WHAT YOU ARE ASKED TO DO: In the entries below, swap every "controller" for "compensator" and reproduce each line with nothing else changed.

(Saved data entries)
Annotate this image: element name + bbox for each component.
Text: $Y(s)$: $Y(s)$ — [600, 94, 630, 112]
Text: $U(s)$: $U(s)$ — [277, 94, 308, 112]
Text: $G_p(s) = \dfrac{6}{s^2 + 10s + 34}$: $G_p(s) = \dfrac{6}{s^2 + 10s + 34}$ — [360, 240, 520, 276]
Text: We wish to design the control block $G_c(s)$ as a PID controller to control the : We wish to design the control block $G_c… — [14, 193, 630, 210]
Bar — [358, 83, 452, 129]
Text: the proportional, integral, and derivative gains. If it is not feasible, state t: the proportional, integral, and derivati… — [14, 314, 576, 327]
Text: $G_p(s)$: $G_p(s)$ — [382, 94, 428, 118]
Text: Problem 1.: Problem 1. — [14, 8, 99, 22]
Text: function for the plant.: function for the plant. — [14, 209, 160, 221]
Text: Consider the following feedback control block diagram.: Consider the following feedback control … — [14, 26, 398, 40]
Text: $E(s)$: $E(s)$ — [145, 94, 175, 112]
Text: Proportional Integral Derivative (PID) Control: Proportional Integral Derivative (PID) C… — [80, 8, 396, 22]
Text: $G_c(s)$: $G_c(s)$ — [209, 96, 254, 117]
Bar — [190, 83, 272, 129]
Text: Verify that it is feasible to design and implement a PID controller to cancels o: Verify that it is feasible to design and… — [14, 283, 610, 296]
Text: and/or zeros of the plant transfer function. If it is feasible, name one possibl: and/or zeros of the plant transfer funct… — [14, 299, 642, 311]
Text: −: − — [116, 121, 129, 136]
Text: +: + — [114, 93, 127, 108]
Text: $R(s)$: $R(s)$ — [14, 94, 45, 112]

FINISHED TASK:
Annotate this image: element name + bbox for each component.
Text: $Y(s)$: $Y(s)$ — [600, 94, 630, 112]
Text: $U(s)$: $U(s)$ — [277, 94, 308, 112]
Text: $G_p(s) = \dfrac{6}{s^2 + 10s + 34}$: $G_p(s) = \dfrac{6}{s^2 + 10s + 34}$ — [360, 240, 520, 276]
Text: We wish to design the control block $G_c(s)$ as a PID compensator to control the : We wish to design the control block $G_c… — [14, 193, 630, 210]
Bar — [358, 83, 452, 129]
Text: the proportional, integral, and derivative gains. If it is not feasible, state t: the proportional, integral, and derivati… — [14, 314, 576, 327]
Text: $G_p(s)$: $G_p(s)$ — [382, 94, 428, 118]
Text: Problem 1.: Problem 1. — [14, 8, 99, 22]
Text: function for the plant.: function for the plant. — [14, 209, 160, 221]
Text: Consider the following feedback control block diagram.: Consider the following feedback control … — [14, 26, 398, 40]
Text: $E(s)$: $E(s)$ — [145, 94, 175, 112]
Text: Proportional Integral Derivative (PID) Control: Proportional Integral Derivative (PID) C… — [80, 8, 396, 22]
Text: $G_c(s)$: $G_c(s)$ — [209, 96, 254, 117]
Bar — [190, 83, 272, 129]
Text: Verify that it is feasible to design and implement a PID compensator to cancels o: Verify that it is feasible to design and… — [14, 283, 610, 296]
Text: and/or zeros of the plant transfer function. If it is feasible, name one possibl: and/or zeros of the plant transfer funct… — [14, 299, 642, 311]
Text: −: − — [116, 121, 129, 136]
Text: +: + — [114, 93, 127, 108]
Text: $R(s)$: $R(s)$ — [14, 94, 45, 112]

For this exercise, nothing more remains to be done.